• What is needed
What number of lines contain the word "wins"? Reply with the number and nothing else.

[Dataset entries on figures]
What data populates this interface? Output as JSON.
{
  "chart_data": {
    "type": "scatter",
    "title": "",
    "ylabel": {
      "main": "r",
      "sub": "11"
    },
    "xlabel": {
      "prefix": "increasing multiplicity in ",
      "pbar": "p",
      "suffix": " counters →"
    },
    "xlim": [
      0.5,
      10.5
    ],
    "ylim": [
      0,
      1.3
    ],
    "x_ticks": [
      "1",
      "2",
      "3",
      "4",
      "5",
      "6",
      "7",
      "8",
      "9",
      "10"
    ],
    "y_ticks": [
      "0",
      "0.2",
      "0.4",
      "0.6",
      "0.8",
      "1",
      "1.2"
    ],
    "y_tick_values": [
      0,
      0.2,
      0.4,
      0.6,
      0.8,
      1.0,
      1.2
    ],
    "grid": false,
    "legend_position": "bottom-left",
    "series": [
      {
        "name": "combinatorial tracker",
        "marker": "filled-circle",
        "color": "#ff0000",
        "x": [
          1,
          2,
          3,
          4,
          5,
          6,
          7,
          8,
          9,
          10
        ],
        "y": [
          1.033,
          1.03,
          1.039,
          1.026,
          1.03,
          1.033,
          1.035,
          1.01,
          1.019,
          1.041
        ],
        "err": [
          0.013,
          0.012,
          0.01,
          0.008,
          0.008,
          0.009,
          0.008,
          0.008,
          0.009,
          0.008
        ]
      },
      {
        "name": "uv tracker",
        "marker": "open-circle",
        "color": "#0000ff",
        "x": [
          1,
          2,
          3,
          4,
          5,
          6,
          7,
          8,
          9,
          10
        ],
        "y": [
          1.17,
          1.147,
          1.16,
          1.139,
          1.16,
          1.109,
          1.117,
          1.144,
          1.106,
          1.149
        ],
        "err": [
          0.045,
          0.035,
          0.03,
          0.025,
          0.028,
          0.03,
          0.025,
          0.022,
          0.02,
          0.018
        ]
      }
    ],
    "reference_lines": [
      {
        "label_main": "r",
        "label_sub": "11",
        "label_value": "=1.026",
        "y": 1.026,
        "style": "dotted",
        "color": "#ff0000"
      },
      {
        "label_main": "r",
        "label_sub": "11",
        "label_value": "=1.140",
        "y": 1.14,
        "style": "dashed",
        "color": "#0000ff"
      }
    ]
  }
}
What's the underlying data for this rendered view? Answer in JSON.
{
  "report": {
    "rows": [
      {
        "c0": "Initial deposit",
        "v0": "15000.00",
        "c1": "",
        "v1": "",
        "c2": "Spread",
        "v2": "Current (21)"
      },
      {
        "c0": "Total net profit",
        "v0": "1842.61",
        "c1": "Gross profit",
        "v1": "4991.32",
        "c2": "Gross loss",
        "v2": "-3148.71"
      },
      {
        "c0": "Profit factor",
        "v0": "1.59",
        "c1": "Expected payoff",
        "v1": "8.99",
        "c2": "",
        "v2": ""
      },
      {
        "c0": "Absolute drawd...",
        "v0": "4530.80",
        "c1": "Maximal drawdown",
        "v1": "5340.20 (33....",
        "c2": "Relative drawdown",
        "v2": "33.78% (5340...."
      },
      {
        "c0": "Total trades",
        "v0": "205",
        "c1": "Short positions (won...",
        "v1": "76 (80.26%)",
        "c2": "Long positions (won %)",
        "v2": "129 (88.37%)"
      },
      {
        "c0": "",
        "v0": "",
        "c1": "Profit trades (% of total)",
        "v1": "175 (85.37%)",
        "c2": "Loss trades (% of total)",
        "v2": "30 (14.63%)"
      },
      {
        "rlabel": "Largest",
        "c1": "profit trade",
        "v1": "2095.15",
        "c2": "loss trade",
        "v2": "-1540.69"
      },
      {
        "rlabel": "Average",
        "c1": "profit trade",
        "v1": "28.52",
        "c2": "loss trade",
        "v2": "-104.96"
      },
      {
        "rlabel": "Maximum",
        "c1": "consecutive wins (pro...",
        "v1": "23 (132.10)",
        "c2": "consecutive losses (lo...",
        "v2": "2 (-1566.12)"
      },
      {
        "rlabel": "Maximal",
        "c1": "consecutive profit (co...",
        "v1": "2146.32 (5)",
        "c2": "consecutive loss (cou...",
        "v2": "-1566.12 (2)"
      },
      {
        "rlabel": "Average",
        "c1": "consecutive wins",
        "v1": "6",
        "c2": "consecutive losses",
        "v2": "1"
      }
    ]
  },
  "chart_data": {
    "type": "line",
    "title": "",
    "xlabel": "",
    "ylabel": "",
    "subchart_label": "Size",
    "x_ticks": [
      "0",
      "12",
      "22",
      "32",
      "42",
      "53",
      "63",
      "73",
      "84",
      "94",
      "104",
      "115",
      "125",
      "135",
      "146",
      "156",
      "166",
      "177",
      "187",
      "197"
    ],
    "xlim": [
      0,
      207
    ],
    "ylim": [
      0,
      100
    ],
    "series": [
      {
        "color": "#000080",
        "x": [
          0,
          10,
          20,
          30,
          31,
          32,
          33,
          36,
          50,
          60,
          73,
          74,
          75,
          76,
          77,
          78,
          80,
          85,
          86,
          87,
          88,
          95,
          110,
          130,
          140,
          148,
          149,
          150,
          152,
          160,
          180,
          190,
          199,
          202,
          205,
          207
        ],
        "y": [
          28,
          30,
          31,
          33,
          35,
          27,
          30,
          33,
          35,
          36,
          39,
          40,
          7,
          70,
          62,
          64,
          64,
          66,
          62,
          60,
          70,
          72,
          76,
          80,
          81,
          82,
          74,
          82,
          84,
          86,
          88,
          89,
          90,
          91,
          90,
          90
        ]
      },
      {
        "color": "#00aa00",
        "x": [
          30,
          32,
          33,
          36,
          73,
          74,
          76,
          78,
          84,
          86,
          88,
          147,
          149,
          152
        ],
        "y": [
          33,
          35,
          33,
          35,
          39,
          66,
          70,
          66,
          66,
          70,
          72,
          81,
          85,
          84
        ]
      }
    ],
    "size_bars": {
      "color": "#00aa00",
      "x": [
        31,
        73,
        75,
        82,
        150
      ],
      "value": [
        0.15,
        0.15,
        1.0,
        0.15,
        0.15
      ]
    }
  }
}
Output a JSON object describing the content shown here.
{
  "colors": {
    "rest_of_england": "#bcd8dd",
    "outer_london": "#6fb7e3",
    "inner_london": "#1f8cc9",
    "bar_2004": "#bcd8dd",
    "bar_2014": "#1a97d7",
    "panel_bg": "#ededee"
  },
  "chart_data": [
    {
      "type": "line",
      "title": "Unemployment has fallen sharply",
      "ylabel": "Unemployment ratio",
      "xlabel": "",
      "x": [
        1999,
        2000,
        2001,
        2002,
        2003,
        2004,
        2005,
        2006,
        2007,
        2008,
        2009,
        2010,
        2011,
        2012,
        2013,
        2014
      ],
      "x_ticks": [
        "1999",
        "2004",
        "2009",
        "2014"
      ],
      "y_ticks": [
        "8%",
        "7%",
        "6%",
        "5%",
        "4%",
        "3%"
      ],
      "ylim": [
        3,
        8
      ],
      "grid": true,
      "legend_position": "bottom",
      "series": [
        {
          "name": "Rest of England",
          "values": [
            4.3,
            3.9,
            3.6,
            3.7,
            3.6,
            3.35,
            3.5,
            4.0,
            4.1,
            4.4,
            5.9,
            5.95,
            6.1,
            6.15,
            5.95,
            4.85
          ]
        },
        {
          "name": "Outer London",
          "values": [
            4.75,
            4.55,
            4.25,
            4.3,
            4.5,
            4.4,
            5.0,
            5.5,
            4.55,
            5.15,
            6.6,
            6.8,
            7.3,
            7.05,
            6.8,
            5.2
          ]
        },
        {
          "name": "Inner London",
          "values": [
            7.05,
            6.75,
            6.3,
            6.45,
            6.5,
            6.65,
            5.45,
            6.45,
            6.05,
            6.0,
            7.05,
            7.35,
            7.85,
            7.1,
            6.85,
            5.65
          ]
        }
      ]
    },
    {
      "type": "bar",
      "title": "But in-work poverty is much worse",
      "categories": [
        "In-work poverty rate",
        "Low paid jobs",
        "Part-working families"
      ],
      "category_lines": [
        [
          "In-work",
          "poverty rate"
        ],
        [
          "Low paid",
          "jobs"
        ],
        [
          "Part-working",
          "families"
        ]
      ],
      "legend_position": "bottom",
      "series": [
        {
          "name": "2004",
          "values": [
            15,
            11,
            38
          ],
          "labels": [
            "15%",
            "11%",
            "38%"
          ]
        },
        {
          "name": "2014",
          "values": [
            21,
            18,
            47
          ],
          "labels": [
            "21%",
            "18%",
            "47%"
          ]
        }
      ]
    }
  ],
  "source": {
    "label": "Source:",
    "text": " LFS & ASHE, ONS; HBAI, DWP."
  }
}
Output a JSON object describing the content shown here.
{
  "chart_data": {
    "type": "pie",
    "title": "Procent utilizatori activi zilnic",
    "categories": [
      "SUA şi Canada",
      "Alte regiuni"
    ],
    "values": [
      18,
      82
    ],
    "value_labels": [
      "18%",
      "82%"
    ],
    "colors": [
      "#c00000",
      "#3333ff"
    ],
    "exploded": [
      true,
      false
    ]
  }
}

• Exercise response
2